Extracted data entries:
----
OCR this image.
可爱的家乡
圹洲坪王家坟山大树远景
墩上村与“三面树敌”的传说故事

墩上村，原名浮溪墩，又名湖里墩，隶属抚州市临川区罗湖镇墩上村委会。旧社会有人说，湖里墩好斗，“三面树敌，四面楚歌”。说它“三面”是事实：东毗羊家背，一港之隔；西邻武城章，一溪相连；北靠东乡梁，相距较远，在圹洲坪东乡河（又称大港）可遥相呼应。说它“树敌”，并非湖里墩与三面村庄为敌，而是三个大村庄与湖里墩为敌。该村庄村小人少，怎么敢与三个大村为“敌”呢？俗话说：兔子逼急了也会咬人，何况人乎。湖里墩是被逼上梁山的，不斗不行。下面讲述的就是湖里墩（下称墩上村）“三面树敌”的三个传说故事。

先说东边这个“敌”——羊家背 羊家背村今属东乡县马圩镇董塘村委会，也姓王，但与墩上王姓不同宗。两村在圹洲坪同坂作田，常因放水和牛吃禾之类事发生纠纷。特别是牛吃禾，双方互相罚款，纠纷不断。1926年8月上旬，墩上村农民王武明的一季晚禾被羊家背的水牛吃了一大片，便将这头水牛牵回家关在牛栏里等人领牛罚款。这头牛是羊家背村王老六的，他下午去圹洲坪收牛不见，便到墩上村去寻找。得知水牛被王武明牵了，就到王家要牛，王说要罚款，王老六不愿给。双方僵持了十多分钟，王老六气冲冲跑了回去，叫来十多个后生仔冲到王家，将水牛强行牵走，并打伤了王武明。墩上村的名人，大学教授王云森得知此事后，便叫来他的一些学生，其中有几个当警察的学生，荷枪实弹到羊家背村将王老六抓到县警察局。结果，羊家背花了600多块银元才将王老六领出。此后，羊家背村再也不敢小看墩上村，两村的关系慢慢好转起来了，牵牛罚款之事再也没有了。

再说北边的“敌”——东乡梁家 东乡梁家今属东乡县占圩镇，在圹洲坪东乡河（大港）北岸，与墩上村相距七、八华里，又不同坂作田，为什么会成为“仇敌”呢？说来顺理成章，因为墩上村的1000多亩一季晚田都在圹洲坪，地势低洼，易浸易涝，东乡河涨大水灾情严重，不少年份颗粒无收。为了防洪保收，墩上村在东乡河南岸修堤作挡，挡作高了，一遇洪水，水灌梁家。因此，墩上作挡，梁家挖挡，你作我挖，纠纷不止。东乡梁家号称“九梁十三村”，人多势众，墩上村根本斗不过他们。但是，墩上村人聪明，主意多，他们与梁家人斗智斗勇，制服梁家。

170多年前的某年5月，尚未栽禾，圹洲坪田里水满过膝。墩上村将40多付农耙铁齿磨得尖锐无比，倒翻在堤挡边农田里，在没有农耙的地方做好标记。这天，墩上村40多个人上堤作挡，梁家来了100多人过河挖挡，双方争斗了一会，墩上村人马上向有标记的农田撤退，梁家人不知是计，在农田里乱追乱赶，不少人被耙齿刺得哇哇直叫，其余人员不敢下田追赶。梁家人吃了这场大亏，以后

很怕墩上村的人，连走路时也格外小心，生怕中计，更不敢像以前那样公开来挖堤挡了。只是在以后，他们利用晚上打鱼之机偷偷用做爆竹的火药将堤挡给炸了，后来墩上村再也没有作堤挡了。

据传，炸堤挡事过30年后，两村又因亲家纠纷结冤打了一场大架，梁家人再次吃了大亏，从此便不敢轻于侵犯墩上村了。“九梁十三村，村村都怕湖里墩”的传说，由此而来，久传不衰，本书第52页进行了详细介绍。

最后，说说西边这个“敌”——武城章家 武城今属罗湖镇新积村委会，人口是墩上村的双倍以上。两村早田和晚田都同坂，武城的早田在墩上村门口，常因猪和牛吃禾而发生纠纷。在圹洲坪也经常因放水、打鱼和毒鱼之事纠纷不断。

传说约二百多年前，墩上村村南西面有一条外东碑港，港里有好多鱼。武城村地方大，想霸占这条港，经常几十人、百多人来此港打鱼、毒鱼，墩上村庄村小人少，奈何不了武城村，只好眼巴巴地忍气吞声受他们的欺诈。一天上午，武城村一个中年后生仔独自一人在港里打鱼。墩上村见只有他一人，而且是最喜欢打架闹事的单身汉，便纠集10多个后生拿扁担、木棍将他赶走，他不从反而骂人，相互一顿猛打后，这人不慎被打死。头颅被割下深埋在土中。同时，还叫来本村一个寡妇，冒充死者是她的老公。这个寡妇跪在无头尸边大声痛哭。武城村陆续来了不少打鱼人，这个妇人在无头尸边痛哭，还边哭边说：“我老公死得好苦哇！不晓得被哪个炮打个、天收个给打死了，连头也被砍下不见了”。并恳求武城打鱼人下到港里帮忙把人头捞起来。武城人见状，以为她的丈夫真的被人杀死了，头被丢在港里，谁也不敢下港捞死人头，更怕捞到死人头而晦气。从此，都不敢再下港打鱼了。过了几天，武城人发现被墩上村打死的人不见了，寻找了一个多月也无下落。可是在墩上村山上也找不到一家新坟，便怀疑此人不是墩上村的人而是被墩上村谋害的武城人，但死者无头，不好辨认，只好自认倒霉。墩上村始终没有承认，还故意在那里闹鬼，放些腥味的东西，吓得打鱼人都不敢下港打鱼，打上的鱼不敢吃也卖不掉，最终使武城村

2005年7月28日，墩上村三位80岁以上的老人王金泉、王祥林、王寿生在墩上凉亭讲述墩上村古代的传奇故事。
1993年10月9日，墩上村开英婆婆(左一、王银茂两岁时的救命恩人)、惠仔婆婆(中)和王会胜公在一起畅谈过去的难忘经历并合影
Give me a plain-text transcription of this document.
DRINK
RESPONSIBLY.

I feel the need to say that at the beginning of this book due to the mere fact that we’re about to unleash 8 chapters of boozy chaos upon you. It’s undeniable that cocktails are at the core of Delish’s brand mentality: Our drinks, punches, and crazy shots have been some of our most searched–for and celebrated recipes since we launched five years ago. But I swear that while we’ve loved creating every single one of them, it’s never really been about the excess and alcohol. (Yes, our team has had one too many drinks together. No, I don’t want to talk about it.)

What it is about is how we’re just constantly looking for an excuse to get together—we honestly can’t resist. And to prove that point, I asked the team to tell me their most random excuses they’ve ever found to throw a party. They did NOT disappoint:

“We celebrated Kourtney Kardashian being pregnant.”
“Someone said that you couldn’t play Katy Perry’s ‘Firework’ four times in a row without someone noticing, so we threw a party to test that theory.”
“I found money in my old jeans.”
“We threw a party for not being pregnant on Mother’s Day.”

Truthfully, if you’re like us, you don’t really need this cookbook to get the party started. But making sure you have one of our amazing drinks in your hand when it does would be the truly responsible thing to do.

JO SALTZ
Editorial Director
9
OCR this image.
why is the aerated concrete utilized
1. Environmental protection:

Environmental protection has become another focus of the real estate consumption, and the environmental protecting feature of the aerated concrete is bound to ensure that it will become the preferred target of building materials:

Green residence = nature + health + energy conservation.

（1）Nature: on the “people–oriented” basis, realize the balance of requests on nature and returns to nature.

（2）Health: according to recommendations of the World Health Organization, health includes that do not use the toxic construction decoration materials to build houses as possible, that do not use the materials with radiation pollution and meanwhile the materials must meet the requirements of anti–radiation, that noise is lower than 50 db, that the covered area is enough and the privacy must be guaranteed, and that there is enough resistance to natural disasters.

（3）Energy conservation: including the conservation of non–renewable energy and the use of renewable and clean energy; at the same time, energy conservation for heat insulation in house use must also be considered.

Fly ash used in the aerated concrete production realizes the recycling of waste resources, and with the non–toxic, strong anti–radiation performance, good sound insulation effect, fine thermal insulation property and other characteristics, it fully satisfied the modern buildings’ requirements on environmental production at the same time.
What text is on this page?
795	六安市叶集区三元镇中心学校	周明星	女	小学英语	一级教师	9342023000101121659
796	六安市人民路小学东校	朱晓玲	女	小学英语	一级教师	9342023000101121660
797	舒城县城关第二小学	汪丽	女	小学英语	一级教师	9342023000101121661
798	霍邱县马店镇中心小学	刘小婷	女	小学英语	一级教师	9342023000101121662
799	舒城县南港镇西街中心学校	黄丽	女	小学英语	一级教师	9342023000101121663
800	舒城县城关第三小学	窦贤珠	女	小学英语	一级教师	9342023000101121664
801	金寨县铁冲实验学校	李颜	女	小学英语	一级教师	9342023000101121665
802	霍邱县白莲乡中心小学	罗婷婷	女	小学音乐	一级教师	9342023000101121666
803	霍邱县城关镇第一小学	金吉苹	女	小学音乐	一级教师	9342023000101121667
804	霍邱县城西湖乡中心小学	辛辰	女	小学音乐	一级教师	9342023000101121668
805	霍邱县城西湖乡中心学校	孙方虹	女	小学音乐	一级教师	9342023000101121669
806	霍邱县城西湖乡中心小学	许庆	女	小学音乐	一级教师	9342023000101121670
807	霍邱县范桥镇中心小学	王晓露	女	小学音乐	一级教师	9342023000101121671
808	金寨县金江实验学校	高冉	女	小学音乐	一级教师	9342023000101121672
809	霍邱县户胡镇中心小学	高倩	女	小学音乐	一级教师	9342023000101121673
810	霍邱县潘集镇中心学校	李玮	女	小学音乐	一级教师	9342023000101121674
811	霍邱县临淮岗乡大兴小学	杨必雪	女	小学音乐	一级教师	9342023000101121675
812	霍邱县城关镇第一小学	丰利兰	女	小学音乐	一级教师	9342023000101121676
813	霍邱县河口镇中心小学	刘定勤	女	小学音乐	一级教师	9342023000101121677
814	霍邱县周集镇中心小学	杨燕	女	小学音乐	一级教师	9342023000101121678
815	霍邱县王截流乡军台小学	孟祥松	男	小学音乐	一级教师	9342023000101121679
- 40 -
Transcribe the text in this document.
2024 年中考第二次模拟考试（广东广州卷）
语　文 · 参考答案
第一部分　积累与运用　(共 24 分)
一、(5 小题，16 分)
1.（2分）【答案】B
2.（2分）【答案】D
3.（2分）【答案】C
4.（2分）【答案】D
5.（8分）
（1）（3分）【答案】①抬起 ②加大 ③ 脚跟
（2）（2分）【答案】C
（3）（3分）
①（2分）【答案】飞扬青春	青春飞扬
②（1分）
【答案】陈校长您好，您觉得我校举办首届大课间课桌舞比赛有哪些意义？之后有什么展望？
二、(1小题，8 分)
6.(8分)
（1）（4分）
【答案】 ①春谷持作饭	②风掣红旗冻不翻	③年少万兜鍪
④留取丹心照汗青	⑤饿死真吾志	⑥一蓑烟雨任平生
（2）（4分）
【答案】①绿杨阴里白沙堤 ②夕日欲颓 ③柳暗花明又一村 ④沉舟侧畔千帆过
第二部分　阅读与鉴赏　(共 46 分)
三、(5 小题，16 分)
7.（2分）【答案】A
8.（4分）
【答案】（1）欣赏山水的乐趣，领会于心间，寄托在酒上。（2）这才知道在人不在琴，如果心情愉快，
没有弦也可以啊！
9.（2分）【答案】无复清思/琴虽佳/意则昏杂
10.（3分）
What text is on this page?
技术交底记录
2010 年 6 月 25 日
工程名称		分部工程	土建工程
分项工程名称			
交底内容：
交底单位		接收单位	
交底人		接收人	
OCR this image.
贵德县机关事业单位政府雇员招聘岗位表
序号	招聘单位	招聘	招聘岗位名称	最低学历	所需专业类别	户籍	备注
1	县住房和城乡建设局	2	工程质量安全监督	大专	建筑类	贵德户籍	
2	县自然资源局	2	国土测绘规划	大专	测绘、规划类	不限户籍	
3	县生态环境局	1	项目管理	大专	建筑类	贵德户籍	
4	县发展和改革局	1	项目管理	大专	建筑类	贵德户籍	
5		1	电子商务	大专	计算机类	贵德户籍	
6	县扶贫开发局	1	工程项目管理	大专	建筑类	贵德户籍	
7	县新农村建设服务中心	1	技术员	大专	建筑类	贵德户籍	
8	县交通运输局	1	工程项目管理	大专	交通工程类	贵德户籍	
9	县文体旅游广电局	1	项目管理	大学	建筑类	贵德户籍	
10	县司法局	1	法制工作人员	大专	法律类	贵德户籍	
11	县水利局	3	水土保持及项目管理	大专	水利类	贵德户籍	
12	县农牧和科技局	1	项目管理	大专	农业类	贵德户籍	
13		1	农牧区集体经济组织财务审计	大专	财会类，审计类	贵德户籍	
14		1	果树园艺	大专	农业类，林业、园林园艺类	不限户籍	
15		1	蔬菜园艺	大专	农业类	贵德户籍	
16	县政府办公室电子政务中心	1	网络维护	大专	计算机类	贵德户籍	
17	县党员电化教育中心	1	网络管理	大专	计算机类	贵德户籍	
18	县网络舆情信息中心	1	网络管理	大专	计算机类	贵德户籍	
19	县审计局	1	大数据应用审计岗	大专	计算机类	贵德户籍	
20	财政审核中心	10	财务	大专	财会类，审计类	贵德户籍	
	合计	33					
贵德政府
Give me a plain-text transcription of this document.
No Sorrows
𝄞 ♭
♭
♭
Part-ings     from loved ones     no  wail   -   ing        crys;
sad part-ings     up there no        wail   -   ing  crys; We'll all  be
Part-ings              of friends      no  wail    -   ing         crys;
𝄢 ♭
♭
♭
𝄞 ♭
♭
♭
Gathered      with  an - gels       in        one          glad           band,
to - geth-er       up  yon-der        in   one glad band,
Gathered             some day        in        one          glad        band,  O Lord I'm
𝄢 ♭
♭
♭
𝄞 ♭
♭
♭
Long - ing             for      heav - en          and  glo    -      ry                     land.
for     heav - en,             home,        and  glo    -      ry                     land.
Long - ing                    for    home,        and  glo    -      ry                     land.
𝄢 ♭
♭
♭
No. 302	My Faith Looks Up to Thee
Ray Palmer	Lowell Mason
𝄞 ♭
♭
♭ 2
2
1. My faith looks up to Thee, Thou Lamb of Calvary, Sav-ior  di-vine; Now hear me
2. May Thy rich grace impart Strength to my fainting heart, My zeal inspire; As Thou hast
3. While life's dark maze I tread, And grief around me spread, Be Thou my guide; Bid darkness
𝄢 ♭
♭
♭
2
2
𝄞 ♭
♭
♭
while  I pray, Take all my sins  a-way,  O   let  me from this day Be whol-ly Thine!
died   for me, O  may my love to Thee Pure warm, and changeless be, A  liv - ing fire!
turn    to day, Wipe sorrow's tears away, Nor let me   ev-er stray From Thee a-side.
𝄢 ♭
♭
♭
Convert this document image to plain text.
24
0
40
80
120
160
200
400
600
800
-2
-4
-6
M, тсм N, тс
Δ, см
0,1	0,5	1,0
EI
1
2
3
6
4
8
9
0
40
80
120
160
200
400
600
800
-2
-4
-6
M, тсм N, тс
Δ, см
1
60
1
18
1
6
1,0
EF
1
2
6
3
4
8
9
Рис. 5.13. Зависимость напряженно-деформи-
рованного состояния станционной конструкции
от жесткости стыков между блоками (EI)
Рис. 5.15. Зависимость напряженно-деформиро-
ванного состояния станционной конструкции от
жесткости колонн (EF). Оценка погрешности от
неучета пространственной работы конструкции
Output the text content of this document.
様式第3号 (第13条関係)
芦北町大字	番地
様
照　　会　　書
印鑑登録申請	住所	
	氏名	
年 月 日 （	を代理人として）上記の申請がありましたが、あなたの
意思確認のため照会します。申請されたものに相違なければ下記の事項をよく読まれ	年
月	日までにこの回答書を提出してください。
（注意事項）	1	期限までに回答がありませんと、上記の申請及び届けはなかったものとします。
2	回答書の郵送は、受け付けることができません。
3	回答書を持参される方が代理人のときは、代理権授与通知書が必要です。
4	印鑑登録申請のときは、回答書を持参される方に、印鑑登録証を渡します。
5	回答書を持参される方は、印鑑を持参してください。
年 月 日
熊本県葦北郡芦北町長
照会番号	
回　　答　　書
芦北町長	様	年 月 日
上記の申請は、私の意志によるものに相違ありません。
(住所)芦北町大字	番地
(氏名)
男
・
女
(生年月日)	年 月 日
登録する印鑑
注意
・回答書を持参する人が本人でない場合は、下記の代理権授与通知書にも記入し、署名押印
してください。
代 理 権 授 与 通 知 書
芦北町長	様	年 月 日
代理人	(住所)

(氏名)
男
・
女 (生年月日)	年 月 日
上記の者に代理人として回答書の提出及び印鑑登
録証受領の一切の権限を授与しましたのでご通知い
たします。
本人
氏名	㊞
----
*PROBLEM TO WORK ON:* Scan the records above for the string "loved", then report every line that contains it.

*IN RESPONSE:*
I feel the need to say that at the beginning of this book due to the mere fact that we’re about to unleash 8 chapters of boozy chaos upon you. It’s undeniable that cocktails are at the core of Delish’s brand mentality: Our drinks, punches, and crazy shots have been some of our most searched–for and celebrated recipes since we launched five years ago. But I swear that while we’ve loved creating every single one of them, it’s never really been about the excess and alcohol. (Yes, our team has had one too many drinks together. No, I don’t want to talk about it.)
Part-ings     from loved ones     no  wail   -   ing        crys;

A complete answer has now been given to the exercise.